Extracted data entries
▼
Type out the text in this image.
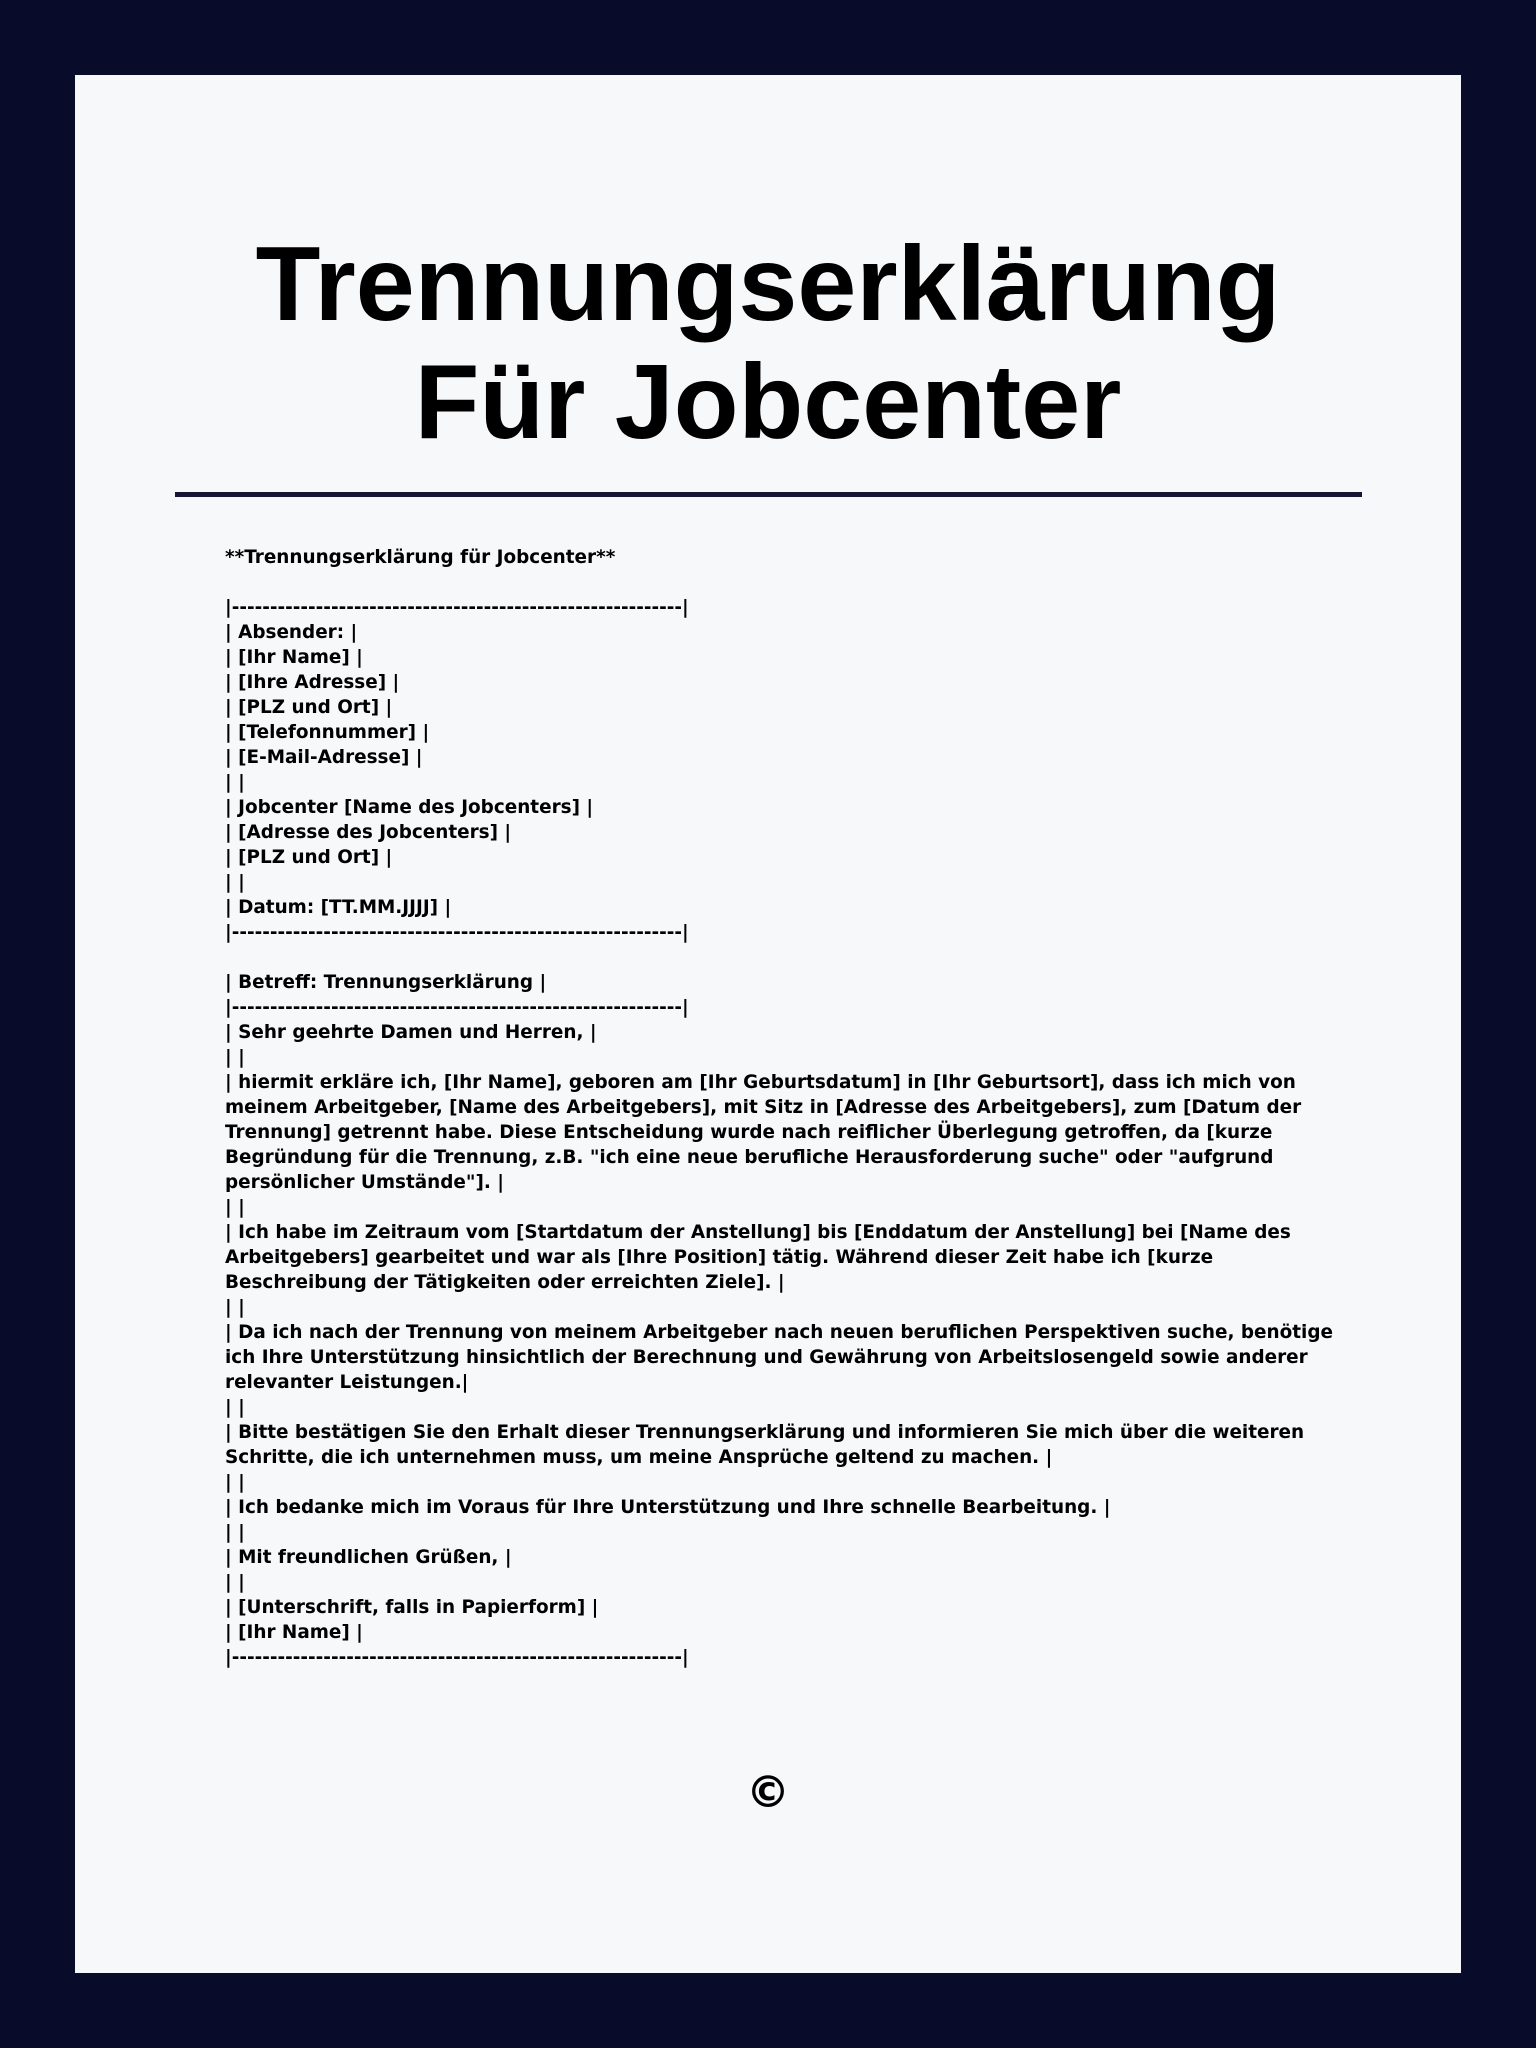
Trennungserklärung
Für Jobcenter
**Trennungserklärung für Jobcenter**
|-----------------------------------------------------------|
| Absender: |
| [Ihr Name] |
| [Ihre Adresse] |
| [PLZ und Ort] |
| [Telefonnummer] |
| [E-Mail-Adresse] |
| |
| Jobcenter [Name des Jobcenters] |
| [Adresse des Jobcenters] |
| [PLZ und Ort] |
| |
| Datum: [TT.MM.JJJJ] |
|-----------------------------------------------------------|
| Betreff: Trennungserklärung |
|-----------------------------------------------------------|
| Sehr geehrte Damen und Herren, |
| |
| hiermit erkläre ich, [Ihr Name], geboren am [Ihr Geburtsdatum] in [Ihr Geburtsort], dass ich mich von meinem Arbeitgeber, [Name des Arbeitgebers], mit Sitz in [Adresse des Arbeitgebers], zum [Datum der Trennung] getrennt habe. Diese Entscheidung wurde nach reiflicher Überlegung getroffen, da [kurze Begründung für die Trennung, z.B. "ich eine neue berufliche Herausforderung suche" oder "aufgrund persönlicher Umstände"]. |
| |
| Ich habe im Zeitraum vom [Startdatum der Anstellung] bis [Enddatum der Anstellung] bei [Name des Arbeitgebers] gearbeitet und war als [Ihre Position] tätig. Während dieser Zeit habe ich [kurze Beschreibung der Tätigkeiten oder erreichten Ziele]. |
| |
| Da ich nach der Trennung von meinem Arbeitgeber nach neuen beruflichen Perspektiven suche, benötige ich Ihre Unterstützung hinsichtlich der Berechnung und Gewährung von Arbeitslosengeld sowie anderer relevanter Leistungen.|
| |
| Bitte bestätigen Sie den Erhalt dieser Trennungserklärung und informieren Sie mich über die weiteren Schritte, die ich unternehmen muss, um meine Ansprüche geltend zu machen. |
| |
| Ich bedanke mich im Voraus für Ihre Unterstützung und Ihre schnelle Bearbeitung. |
| |
| Mit freundlichen Grüßen, |
| |
| [Unterschrift, falls in Papierform] |
| [Ihr Name] |
|-----------------------------------------------------------|
©
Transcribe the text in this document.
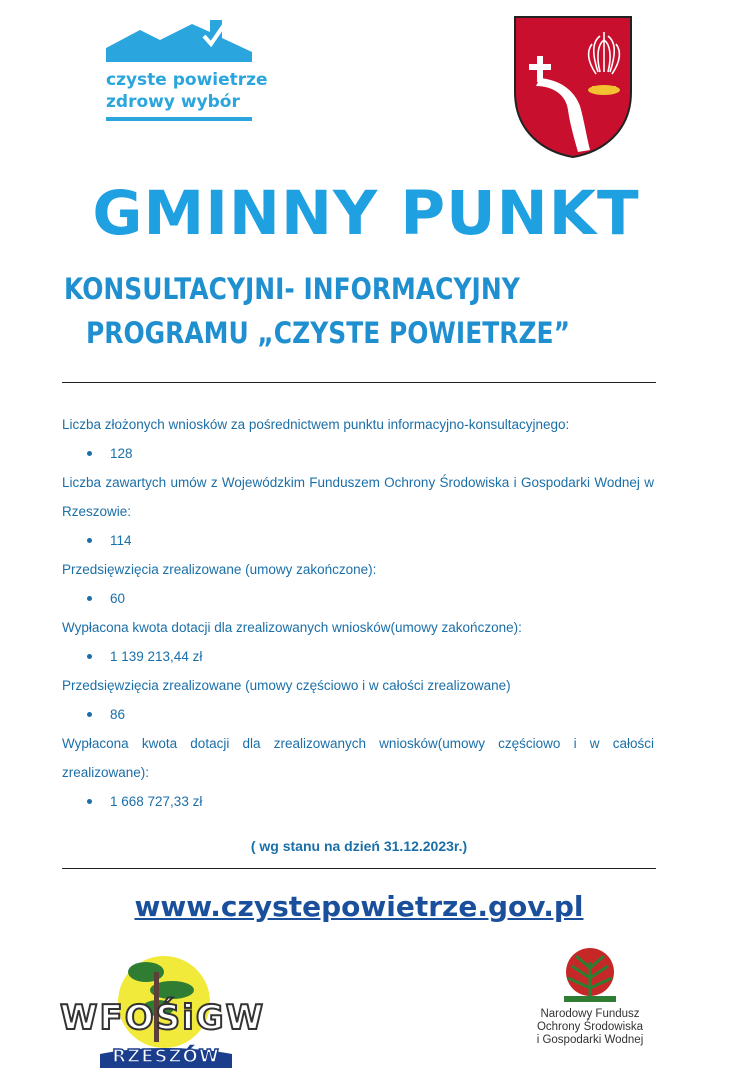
czyste powietrze
zdrowy wybór
GMINNY PUNKT
KONSULTACYJNI- INFORMACYJNY
PROGRAMU „CZYSTE POWIETRZE”
Liczba złożonych wniosków za pośrednictwem punktu informacyjno-konsultacyjnego:
128
Liczba zawartych umów z Wojewódzkim Funduszem Ochrony Środowiska i Gospodarki Wodnej w Rzeszowie:
114
Przedsięwzięcia zrealizowane (umowy zakończone):
60
Wypłacona kwota dotacji dla zrealizowanych wniosków(umowy zakończone):
1 139 213,44 zł
Przedsięwzięcia zrealizowane (umowy częściowo i w całości zrealizowane)
86
Wypłacona kwota dotacji dla zrealizowanych wniosków(umowy częściowo i w całości zrealizowane):
1 668 727,33 zł
( wg stanu na dzień 31.12.2023r.)
www.czystepowietrze.gov.pl
WFOŚiGW
RZESZÓW
Narodowy Fundusz
Ochrony Środowiska
i Gospodarki Wodnej
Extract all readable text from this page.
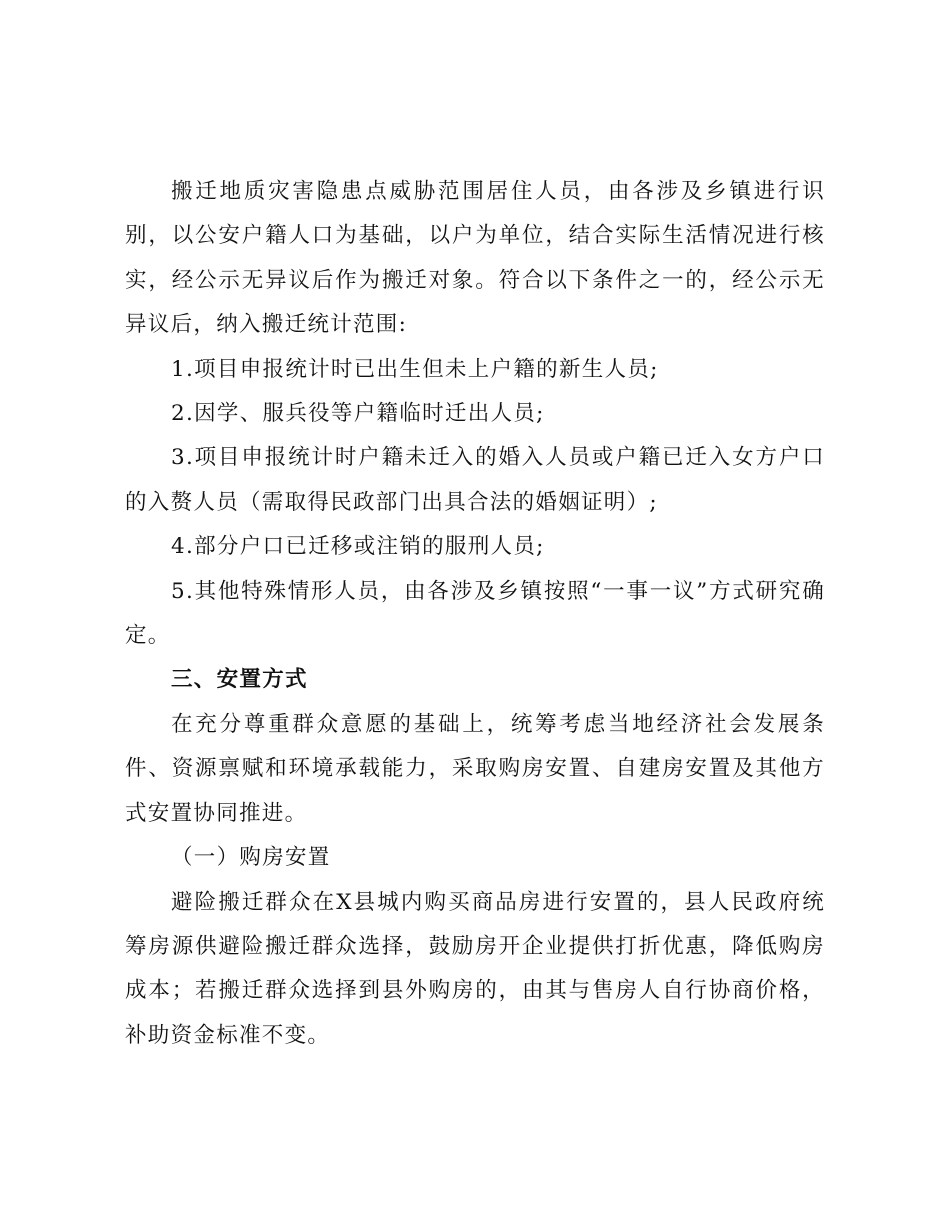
搬迁地质灾害隐患点威胁范围居住人员，由各涉及乡镇进行识别，以公安户籍人口为基础，以户为单位，结合实际生活情况进行核实，经公示无异议后作为搬迁对象。符合以下条件之一的，经公示无异议后，纳入搬迁统计范围:

1.项目申报统计时已出生但未上户籍的新生人员;

2.因学、服兵役等户籍临时迁出人员;

3.项目申报统计时户籍未迁入的婚入人员或户籍已迁入女方户口的入赘人员（需取得民政部门出具合法的婚姻证明）;

4.部分户口已迁移或注销的服刑人员;

5.其他特殊情形人员，由各涉及乡镇按照“一事一议”方式研究确定。

三、安置方式

在充分尊重群众意愿的基础上，统筹考虑当地经济社会发展条件、资源禀赋和环境承载能力，采取购房安置、自建房安置及其他方式安置协同推进。

（一）购房安置

避险搬迁群众在X县城内购买商品房进行安置的，县人民政府统筹房源供避险搬迁群众选择，鼓励房开企业提供打折优惠，降低购房成本；若搬迁群众选择到县外购房的，由其与售房人自行协商价格，补助资金标准不变。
▲
■ Your objective
Collect each line above holding the string "Unterstützung".

■ Expected answer
| Da ich nach der Trennung von meinem Arbeitgeber nach neuen beruflichen Perspektiven suche, benötige ich Ihre Unterstützung hinsichtlich der Berechnung und Gewährung von Arbeitslosengeld sowie anderer relevanter Leistungen.|
| Ich bedanke mich im Voraus für Ihre Unterstützung und Ihre schnelle Bearbeitung. |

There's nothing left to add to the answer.